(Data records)

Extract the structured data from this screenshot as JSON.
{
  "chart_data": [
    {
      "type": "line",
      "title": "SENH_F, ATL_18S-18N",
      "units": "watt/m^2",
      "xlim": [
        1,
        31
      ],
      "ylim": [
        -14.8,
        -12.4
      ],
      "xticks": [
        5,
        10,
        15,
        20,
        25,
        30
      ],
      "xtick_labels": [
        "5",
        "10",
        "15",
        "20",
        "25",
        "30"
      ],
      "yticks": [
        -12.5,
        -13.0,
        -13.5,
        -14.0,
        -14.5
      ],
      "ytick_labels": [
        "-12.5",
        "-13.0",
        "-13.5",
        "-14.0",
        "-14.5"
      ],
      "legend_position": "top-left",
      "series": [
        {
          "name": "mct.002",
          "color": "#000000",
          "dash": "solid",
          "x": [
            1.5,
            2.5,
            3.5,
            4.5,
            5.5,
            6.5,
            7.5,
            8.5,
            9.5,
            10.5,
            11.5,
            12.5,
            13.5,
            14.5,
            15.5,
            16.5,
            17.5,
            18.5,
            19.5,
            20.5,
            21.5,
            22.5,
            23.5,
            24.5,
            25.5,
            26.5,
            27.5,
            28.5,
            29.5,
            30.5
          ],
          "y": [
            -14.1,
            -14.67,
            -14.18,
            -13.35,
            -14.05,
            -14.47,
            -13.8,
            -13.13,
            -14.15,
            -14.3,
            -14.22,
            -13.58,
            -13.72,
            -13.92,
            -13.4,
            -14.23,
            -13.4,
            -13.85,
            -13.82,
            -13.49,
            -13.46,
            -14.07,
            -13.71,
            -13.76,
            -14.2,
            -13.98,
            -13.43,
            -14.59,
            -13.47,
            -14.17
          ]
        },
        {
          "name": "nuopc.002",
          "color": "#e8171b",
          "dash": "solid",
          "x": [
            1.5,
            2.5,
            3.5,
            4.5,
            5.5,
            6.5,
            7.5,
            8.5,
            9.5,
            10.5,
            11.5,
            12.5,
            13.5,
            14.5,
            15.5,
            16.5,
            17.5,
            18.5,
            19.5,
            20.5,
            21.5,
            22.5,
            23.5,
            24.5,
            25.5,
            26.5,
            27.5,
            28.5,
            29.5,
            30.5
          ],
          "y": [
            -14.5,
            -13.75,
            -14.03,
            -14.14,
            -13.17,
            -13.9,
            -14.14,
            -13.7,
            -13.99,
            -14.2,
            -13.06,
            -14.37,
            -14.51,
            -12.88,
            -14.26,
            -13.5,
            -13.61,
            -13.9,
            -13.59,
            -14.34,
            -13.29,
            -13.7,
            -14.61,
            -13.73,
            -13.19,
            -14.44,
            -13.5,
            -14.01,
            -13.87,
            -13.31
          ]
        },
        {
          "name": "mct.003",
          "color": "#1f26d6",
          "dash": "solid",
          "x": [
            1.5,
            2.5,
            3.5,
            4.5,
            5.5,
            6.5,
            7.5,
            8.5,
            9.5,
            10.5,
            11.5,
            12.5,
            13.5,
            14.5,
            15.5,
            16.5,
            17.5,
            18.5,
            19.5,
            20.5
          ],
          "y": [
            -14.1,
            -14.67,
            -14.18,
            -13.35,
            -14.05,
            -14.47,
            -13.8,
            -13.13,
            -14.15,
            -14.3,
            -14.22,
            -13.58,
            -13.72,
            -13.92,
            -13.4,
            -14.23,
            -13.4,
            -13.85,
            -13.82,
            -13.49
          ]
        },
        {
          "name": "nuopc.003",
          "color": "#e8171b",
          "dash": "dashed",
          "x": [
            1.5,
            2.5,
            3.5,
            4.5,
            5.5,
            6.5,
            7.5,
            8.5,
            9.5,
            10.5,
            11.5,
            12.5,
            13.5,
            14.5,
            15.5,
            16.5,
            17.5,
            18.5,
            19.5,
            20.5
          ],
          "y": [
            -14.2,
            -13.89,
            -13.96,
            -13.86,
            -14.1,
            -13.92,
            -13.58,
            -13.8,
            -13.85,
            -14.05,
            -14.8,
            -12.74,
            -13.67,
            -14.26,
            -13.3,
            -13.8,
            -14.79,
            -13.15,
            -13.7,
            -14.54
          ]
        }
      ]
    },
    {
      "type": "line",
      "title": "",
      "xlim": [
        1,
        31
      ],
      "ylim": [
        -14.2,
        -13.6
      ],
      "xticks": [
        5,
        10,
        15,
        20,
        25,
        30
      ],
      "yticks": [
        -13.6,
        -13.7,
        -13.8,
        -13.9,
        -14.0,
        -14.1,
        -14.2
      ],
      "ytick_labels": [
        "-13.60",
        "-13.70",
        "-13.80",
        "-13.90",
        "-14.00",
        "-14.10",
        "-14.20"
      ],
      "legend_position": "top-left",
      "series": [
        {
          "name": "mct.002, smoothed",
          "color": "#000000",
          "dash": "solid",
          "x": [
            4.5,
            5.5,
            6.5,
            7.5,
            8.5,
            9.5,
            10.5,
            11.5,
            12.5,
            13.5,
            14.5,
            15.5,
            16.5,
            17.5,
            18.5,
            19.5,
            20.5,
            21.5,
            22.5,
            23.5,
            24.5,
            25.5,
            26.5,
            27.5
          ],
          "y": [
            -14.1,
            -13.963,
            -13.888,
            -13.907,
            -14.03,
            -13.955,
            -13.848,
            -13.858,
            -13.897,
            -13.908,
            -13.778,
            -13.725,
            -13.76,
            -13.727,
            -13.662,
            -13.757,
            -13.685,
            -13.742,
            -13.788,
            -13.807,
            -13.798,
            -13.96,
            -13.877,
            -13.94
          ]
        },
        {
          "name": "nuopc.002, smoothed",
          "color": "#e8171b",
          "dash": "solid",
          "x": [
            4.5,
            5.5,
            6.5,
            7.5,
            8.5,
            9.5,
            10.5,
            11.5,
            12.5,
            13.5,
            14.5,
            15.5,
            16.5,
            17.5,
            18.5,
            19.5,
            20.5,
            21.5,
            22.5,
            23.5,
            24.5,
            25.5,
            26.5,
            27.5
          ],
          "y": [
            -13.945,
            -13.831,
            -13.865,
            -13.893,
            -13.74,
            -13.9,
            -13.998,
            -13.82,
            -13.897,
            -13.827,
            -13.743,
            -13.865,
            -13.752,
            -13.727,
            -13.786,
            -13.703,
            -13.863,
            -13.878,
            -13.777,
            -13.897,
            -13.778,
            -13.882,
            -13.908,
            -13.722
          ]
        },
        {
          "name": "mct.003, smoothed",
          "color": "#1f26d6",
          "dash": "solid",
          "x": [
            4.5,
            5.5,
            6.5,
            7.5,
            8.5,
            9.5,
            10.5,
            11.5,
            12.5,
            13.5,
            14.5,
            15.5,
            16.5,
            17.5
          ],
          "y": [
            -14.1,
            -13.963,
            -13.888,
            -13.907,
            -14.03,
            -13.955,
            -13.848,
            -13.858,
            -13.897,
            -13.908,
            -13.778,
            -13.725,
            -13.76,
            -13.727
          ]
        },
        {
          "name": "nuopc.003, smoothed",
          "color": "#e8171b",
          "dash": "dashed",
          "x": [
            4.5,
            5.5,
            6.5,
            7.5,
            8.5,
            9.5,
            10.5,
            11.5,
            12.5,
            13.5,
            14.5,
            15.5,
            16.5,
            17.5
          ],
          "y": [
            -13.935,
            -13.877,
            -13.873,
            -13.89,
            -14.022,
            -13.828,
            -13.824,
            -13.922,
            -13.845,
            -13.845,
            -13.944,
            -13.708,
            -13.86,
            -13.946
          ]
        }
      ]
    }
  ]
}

■ JOB ■
Copy down the material exactly as written.

■ EXERCISE OUTPUT ■
Extract the structured data from this screenshot as JSON.
{
  "chart_data": [
    {
      "type": "line",
      "title": "SENH_F, ATL_18S-18N",
      "units": "watt/m^2",
      "xlim": [
        1,
        31
      ],
      "ylim": [
        -14.8,
        -12.4
      ],
      "xticks": [
        5,
        10,
        15,
        20,
        25,
        30
      ],
      "xtick_labels": [
        "5",
        "10",
        "15",
        "20",
        "25",
        "30"
      ],
      "yticks": [
        -12.5,
        -13.0,
        -13.5,
        -14.0,
        -14.5
      ],
      "ytick_labels": [
        "-12.5",
        "-13.0",
        "-13.5",
        "-14.0",
        "-14.5"
      ],
      "legend_position": "top-left",
      "series": [
        {
          "name": "mct.002",
          "color": "#000000",
          "dash": "solid",
          "x": [
            1.5,
            2.5,
            3.5,
            4.5,
            5.5,
            6.5,
            7.5,
            8.5,
            9.5,
            10.5,
            11.5,
            12.5,
            13.5,
            14.5,
            15.5,
            16.5,
            17.5,
            18.5,
            19.5,
            20.5,
            21.5,
            22.5,
            23.5,
            24.5,
            25.5,
            26.5,
            27.5,
            28.5,
            29.5,
            30.5
          ],
          "y": [
            -14.1,
            -14.67,
            -14.18,
            -13.35,
            -14.05,
            -14.47,
            -13.8,
            -13.13,
            -14.15,
            -14.3,
            -14.22,
            -13.58,
            -13.72,
            -13.92,
            -13.4,
            -14.23,
            -13.4,
            -13.85,
            -13.82,
            -13.49,
            -13.46,
            -14.07,
            -13.71,
            -13.76,
            -14.2,
            -13.98,
            -13.43,
            -14.59,
            -13.47,
            -14.17
          ]
        },
        {
          "name": "nuopc.002",
          "color": "#e8171b",
          "dash": "solid",
          "x": [
            1.5,
            2.5,
            3.5,
            4.5,
            5.5,
            6.5,
            7.5,
            8.5,
            9.5,
            10.5,
            11.5,
            12.5,
            13.5,
            14.5,
            15.5,
            16.5,
            17.5,
            18.5,
            19.5,
            20.5,
            21.5,
            22.5,
            23.5,
            24.5,
            25.5,
            26.5,
            27.5,
            28.5,
            29.5,
            30.5
          ],
          "y": [
            -14.5,
            -13.75,
            -14.03,
            -14.14,
            -13.17,
            -13.9,
            -14.14,
            -13.7,
            -13.99,
            -14.2,
            -13.06,
            -14.37,
            -14.51,
            -12.88,
            -14.26,
            -13.5,
            -13.61,
            -13.9,
            -13.59,
            -14.34,
            -13.29,
            -13.7,
            -14.61,
            -13.73,
            -13.19,
            -14.44,
            -13.5,
            -14.01,
            -13.87,
            -13.31
          ]
        },
        {
          "name": "mct.003",
          "color": "#1f26d6",
          "dash": "solid",
          "x": [
            1.5,
            2.5,
            3.5,
            4.5,
            5.5,
            6.5,
            7.5,
            8.5,
            9.5,
            10.5,
            11.5,
            12.5,
            13.5,
            14.5,
            15.5,
            16.5,
            17.5,
            18.5,
            19.5,
            20.5
          ],
          "y": [
            -14.1,
            -14.67,
            -14.18,
            -13.35,
            -14.05,
            -14.47,
            -13.8,
            -13.13,
            -14.15,
            -14.3,
            -14.22,
            -13.58,
            -13.72,
            -13.92,
            -13.4,
            -14.23,
            -13.4,
            -13.85,
            -13.82,
            -13.49
          ]
        },
        {
          "name": "nuopc.003",
          "color": "#e8171b",
          "dash": "dashed",
          "x": [
            1.5,
            2.5,
            3.5,
            4.5,
            5.5,
            6.5,
            7.5,
            8.5,
            9.5,
            10.5,
            11.5,
            12.5,
            13.5,
            14.5,
            15.5,
            16.5,
            17.5,
            18.5,
            19.5,
            20.5
          ],
          "y": [
            -14.2,
            -13.89,
            -13.96,
            -13.86,
            -14.1,
            -13.92,
            -13.58,
            -13.8,
            -13.85,
            -14.05,
            -14.8,
            -12.74,
            -13.67,
            -14.26,
            -13.3,
            -13.8,
            -14.79,
            -13.15,
            -13.7,
            -14.54
          ]
        }
      ]
    },
    {
      "type": "line",
      "title": "",
      "xlim": [
        1,
        31
      ],
      "ylim": [
        -14.2,
        -13.6
      ],
      "xticks": [
        5,
        10,
        15,
        20,
        25,
        30
      ],
      "yticks": [
        -13.6,
        -13.7,
        -13.8,
        -13.9,
        -14.0,
        -14.1,
        -14.2
      ],
      "ytick_labels": [
        "-13.60",
        "-13.70",
        "-13.80",
        "-13.90",
        "-14.00",
        "-14.10",
        "-14.20"
      ],
      "legend_position": "top-left",
      "series": [
        {
          "name": "mct.002, smoothed",
          "color": "#000000",
          "dash": "solid",
          "x": [
            4.5,
            5.5,
            6.5,
            7.5,
            8.5,
            9.5,
            10.5,
            11.5,
            12.5,
            13.5,
            14.5,
            15.5,
            16.5,
            17.5,
            18.5,
            19.5,
            20.5,
            21.5,
            22.5,
            23.5,
            24.5,
            25.5,
            26.5,
            27.5
          ],
          "y": [
            -14.1,
            -13.963,
            -13.888,
            -13.907,
            -14.03,
            -13.955,
            -13.848,
            -13.858,
            -13.897,
            -13.908,
            -13.778,
            -13.725,
            -13.76,
            -13.727,
            -13.662,
            -13.757,
            -13.685,
            -13.742,
            -13.788,
            -13.807,
            -13.798,
            -13.96,
            -13.877,
            -13.94
          ]
        },
        {
          "name": "nuopc.002, smoothed",
          "color": "#e8171b",
          "dash": "solid",
          "x": [
            4.5,
            5.5,
            6.5,
            7.5,
            8.5,
            9.5,
            10.5,
            11.5,
            12.5,
            13.5,
            14.5,
            15.5,
            16.5,
            17.5,
            18.5,
            19.5,
            20.5,
            21.5,
            22.5,
            23.5,
            24.5,
            25.5,
            26.5,
            27.5
          ],
          "y": [
            -13.945,
            -13.831,
            -13.865,
            -13.893,
            -13.74,
            -13.9,
            -13.998,
            -13.82,
            -13.897,
            -13.827,
            -13.743,
            -13.865,
            -13.752,
            -13.727,
            -13.786,
            -13.703,
            -13.863,
            -13.878,
            -13.777,
            -13.897,
            -13.778,
            -13.882,
            -13.908,
            -13.722
          ]
        },
        {
          "name": "mct.003, smoothed",
          "color": "#1f26d6",
          "dash": "solid",
          "x": [
            4.5,
            5.5,
            6.5,
            7.5,
            8.5,
            9.5,
            10.5,
            11.5,
            12.5,
            13.5,
            14.5,
            15.5,
            16.5,
            17.5
          ],
          "y": [
            -14.1,
            -13.963,
            -13.888,
            -13.907,
            -14.03,
            -13.955,
            -13.848,
            -13.858,
            -13.897,
            -13.908,
            -13.778,
            -13.725,
            -13.76,
            -13.727
          ]
        },
        {
          "name": "nuopc.003, smoothed",
          "color": "#e8171b",
          "dash": "dashed",
          "x": [
            4.5,
            5.5,
            6.5,
            7.5,
            8.5,
            9.5,
            10.5,
            11.5,
            12.5,
            13.5,
            14.5,
            15.5,
            16.5,
            17.5
          ],
          "y": [
            -13.935,
            -13.877,
            -13.873,
            -13.89,
            -14.022,
            -13.828,
            -13.824,
            -13.922,
            -13.845,
            -13.845,
            -13.944,
            -13.708,
            -13.86,
            -13.946
          ]
        }
      ]
    }
  ]
}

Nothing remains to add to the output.